▶ WHAT YOU HAVE TO DO
Copy each line that contains the word "thiết".

━━ DATA TO USE

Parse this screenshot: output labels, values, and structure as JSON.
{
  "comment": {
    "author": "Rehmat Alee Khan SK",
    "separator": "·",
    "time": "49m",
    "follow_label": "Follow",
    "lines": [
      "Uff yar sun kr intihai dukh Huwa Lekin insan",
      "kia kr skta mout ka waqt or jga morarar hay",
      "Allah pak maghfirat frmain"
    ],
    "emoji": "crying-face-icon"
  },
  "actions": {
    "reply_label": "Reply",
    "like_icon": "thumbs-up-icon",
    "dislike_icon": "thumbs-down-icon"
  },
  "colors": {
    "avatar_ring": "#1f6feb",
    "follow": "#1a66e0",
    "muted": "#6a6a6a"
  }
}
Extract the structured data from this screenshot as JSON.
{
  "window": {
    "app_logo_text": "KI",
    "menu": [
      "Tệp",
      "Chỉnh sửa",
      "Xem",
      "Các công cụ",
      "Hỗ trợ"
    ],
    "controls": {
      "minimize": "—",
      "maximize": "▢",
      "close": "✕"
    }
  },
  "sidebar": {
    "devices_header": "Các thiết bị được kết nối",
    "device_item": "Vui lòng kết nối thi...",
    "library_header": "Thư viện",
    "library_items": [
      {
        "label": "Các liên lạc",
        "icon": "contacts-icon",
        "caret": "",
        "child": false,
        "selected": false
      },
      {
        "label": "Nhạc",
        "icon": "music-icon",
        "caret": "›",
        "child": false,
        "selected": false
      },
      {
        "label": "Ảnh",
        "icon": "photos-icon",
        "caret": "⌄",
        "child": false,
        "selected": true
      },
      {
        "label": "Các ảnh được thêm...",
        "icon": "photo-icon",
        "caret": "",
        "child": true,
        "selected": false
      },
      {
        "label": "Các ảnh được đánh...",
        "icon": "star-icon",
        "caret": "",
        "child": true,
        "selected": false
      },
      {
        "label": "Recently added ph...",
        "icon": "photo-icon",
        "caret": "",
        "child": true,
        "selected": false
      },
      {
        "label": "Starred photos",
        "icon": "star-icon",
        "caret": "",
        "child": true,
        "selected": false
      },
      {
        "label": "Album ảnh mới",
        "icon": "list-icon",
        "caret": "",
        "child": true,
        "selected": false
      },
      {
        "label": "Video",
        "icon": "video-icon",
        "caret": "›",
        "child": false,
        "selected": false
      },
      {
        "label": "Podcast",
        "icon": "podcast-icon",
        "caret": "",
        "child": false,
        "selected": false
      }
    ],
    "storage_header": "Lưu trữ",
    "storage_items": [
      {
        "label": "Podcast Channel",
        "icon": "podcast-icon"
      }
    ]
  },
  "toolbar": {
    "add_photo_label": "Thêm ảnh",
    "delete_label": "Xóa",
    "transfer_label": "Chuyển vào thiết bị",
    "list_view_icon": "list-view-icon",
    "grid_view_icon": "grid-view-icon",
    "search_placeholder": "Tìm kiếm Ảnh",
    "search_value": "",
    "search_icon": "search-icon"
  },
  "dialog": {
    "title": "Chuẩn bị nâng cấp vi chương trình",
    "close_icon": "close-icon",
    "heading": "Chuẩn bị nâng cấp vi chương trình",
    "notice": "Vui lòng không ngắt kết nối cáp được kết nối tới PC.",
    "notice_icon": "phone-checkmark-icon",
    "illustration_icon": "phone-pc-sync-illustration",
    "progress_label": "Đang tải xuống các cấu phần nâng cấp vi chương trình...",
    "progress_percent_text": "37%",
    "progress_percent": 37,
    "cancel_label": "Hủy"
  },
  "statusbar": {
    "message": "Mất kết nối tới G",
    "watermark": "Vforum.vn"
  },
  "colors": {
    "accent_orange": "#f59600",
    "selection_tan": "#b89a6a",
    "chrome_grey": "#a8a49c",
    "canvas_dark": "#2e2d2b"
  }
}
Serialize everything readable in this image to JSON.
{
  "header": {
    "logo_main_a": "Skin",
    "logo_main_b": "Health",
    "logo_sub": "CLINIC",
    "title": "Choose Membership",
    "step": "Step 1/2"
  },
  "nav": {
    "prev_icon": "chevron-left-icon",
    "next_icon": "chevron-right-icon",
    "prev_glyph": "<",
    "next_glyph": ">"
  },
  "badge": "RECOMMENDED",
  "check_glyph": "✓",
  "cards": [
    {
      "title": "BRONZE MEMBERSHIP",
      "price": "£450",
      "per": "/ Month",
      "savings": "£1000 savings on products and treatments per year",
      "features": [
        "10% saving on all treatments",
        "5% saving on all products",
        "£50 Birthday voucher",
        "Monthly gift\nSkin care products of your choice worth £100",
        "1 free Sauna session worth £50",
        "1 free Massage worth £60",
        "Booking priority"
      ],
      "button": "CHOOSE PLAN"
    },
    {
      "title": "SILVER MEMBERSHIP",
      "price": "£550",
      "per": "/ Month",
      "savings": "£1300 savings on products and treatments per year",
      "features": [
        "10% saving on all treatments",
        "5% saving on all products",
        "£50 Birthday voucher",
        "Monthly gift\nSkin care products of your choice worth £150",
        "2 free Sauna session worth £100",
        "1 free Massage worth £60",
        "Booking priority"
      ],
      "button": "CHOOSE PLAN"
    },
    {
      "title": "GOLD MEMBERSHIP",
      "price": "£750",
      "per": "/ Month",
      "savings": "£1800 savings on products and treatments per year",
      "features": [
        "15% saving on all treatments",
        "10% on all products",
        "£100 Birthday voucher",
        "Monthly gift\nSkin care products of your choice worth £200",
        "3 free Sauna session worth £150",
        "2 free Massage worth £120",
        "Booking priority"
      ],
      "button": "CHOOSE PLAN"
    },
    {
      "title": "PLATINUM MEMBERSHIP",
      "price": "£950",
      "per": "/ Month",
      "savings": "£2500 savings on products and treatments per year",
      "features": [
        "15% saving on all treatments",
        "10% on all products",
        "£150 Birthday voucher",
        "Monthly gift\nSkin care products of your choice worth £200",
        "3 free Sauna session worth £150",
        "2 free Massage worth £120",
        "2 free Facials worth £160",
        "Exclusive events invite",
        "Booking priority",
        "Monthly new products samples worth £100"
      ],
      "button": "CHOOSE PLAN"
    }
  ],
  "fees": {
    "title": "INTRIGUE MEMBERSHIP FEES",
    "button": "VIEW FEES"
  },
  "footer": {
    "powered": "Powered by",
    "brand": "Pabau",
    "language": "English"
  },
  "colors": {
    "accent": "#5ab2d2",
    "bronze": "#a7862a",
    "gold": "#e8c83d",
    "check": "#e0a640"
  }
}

━━━━

▶ CORRECT RESULT
    "devices_header": "Các thiết bị được kết nối",
    "transfer_label": "Chuyển vào thiết bị",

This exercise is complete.